Source records:
━━━━

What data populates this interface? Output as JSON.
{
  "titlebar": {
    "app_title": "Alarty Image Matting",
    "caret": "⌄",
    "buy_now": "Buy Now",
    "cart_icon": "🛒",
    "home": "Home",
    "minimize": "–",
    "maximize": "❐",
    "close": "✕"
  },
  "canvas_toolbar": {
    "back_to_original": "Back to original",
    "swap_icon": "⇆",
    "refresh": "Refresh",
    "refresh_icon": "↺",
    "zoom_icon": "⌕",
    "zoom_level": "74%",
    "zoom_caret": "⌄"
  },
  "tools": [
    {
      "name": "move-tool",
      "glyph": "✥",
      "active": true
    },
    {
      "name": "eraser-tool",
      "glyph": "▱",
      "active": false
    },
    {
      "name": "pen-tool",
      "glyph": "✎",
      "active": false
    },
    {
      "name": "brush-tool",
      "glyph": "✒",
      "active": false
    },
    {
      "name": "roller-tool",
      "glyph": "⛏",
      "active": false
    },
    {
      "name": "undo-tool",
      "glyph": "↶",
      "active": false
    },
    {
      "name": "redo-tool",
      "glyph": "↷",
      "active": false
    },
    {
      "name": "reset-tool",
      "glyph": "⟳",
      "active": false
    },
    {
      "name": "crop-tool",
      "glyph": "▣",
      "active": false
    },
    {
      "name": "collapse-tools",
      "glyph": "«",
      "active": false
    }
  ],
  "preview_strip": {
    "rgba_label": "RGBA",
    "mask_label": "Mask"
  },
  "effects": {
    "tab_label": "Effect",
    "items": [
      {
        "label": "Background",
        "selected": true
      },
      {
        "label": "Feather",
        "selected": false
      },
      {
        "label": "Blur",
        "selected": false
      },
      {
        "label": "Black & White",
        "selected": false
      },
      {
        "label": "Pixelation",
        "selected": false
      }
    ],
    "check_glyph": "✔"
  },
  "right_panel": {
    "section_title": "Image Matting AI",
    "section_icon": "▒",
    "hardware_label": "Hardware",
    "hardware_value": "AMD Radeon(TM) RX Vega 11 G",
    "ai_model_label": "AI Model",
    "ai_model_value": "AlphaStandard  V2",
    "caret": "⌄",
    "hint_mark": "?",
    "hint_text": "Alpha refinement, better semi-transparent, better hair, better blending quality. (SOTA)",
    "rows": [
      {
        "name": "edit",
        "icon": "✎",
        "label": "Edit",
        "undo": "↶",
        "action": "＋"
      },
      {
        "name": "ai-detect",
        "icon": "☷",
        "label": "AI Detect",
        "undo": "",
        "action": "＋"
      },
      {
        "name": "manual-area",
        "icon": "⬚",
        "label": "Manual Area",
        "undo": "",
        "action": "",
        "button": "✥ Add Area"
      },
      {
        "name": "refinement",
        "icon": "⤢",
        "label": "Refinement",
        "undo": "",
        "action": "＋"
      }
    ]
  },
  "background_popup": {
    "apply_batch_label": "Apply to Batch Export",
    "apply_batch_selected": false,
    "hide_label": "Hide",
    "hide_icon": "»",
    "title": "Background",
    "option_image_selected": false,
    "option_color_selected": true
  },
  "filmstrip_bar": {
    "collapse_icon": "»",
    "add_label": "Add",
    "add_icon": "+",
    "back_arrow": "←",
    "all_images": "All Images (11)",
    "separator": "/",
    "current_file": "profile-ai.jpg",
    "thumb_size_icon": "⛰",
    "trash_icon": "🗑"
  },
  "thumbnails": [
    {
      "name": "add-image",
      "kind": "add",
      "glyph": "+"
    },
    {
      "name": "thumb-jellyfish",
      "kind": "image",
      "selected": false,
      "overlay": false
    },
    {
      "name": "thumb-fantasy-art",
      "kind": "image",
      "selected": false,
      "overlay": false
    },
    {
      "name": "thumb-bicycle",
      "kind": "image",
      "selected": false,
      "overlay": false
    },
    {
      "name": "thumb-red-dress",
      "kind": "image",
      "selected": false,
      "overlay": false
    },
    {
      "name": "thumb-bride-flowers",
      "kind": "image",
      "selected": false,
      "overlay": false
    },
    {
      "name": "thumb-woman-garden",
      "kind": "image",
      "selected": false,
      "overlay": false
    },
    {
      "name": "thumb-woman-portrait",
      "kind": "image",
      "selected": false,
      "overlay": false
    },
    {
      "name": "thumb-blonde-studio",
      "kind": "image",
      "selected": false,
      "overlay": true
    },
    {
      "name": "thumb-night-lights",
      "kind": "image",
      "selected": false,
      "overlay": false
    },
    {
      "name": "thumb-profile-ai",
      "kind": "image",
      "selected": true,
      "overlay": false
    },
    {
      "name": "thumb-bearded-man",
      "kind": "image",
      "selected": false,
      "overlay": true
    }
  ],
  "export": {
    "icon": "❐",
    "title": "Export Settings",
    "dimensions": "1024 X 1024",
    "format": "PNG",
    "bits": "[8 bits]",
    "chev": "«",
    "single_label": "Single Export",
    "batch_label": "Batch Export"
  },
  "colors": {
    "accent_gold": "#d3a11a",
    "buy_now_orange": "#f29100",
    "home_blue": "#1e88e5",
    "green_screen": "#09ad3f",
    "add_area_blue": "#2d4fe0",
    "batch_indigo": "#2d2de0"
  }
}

━━━━

Copy out each line exactly as written.

What data populates this interface? Output as JSON.
{
  "titlebar": {
    "app_title": "Alarty Image Matting",
    "caret": "⌄",
    "buy_now": "Buy Now",
    "cart_icon": "🛒",
    "home": "Home",
    "minimize": "–",
    "maximize": "❐",
    "close": "✕"
  },
  "canvas_toolbar": {
    "back_to_original": "Back to original",
    "swap_icon": "⇆",
    "refresh": "Refresh",
    "refresh_icon": "↺",
    "zoom_icon": "⌕",
    "zoom_level": "74%",
    "zoom_caret": "⌄"
  },
  "tools": [
    {
      "name": "move-tool",
      "glyph": "✥",
      "active": true
    },
    {
      "name": "eraser-tool",
      "glyph": "▱",
      "active": false
    },
    {
      "name": "pen-tool",
      "glyph": "✎",
      "active": false
    },
    {
      "name": "brush-tool",
      "glyph": "✒",
      "active": false
    },
    {
      "name": "roller-tool",
      "glyph": "⛏",
      "active": false
    },
    {
      "name": "undo-tool",
      "glyph": "↶",
      "active": false
    },
    {
      "name": "redo-tool",
      "glyph": "↷",
      "active": false
    },
    {
      "name": "reset-tool",
      "glyph": "⟳",
      "active": false
    },
    {
      "name": "crop-tool",
      "glyph": "▣",
      "active": false
    },
    {
      "name": "collapse-tools",
      "glyph": "«",
      "active": false
    }
  ],
  "preview_strip": {
    "rgba_label": "RGBA",
    "mask_label": "Mask"
  },
  "effects": {
    "tab_label": "Effect",
    "items": [
      {
        "label": "Background",
        "selected": true
      },
      {
        "label": "Feather",
        "selected": false
      },
      {
        "label": "Blur",
        "selected": false
      },
      {
        "label": "Black & White",
        "selected": false
      },
      {
        "label": "Pixelation",
        "selected": false
      }
    ],
    "check_glyph": "✔"
  },
  "right_panel": {
    "section_title": "Image Matting AI",
    "section_icon": "▒",
    "hardware_label": "Hardware",
    "hardware_value": "AMD Radeon(TM) RX Vega 11 G",
    "ai_model_label": "AI Model",
    "ai_model_value": "AlphaStandard  V2",
    "caret": "⌄",
    "hint_mark": "?",
    "hint_text": "Alpha refinement, better semi-transparent, better hair, better blending quality. (SOTA)",
    "rows": [
      {
        "name": "edit",
        "icon": "✎",
        "label": "Edit",
        "undo": "↶",
        "action": "＋"
      },
      {
        "name": "ai-detect",
        "icon": "☷",
        "label": "AI Detect",
        "undo": "",
        "action": "＋"
      },
      {
        "name": "manual-area",
        "icon": "⬚",
        "label": "Manual Area",
        "undo": "",
        "action": "",
        "button": "✥ Add Area"
      },
      {
        "name": "refinement",
        "icon": "⤢",
        "label": "Refinement",
        "undo": "",
        "action": "＋"
      }
    ]
  },
  "background_popup": {
    "apply_batch_label": "Apply to Batch Export",
    "apply_batch_selected": false,
    "hide_label": "Hide",
    "hide_icon": "»",
    "title": "Background",
    "option_image_selected": false,
    "option_color_selected": true
  },
  "filmstrip_bar": {
    "collapse_icon": "»",
    "add_label": "Add",
    "add_icon": "+",
    "back_arrow": "←",
    "all_images": "All Images (11)",
    "separator": "/",
    "current_file": "profile-ai.jpg",
    "thumb_size_icon": "⛰",
    "trash_icon": "🗑"
  },
  "thumbnails": [
    {
      "name": "add-image",
      "kind": "add",
      "glyph": "+"
    },
    {
      "name": "thumb-jellyfish",
      "kind": "image",
      "selected": false,
      "overlay": false
    },
    {
      "name": "thumb-fantasy-art",
      "kind": "image",
      "selected": false,
      "overlay": false
    },
    {
      "name": "thumb-bicycle",
      "kind": "image",
      "selected": false,
      "overlay": false
    },
    {
      "name": "thumb-red-dress",
      "kind": "image",
      "selected": false,
      "overlay": false
    },
    {
      "name": "thumb-bride-flowers",
      "kind": "image",
      "selected": false,
      "overlay": false
    },
    {
      "name": "thumb-woman-garden",
      "kind": "image",
      "selected": false,
      "overlay": false
    },
    {
      "name": "thumb-woman-portrait",
      "kind": "image",
      "selected": false,
      "overlay": false
    },
    {
      "name": "thumb-blonde-studio",
      "kind": "image",
      "selected": false,
      "overlay": true
    },
    {
      "name": "thumb-night-lights",
      "kind": "image",
      "selected": false,
      "overlay": false
    },
    {
      "name": "thumb-profile-ai",
      "kind": "image",
      "selected": true,
      "overlay": false
    },
    {
      "name": "thumb-bearded-man",
      "kind": "image",
      "selected": false,
      "overlay": true
    }
  ],
  "export": {
    "icon": "❐",
    "title": "Export Settings",
    "dimensions": "1024 X 1024",
    "format": "PNG",
    "bits": "[8 bits]",
    "chev": "«",
    "single_label": "Single Export",
    "batch_label": "Batch Export"
  },
  "colors": {
    "accent_gold": "#d3a11a",
    "buy_now_orange": "#f29100",
    "home_blue": "#1e88e5",
    "green_screen": "#09ad3f",
    "add_area_blue": "#2d4fe0",
    "batch_indigo": "#2d2de0"
  }
}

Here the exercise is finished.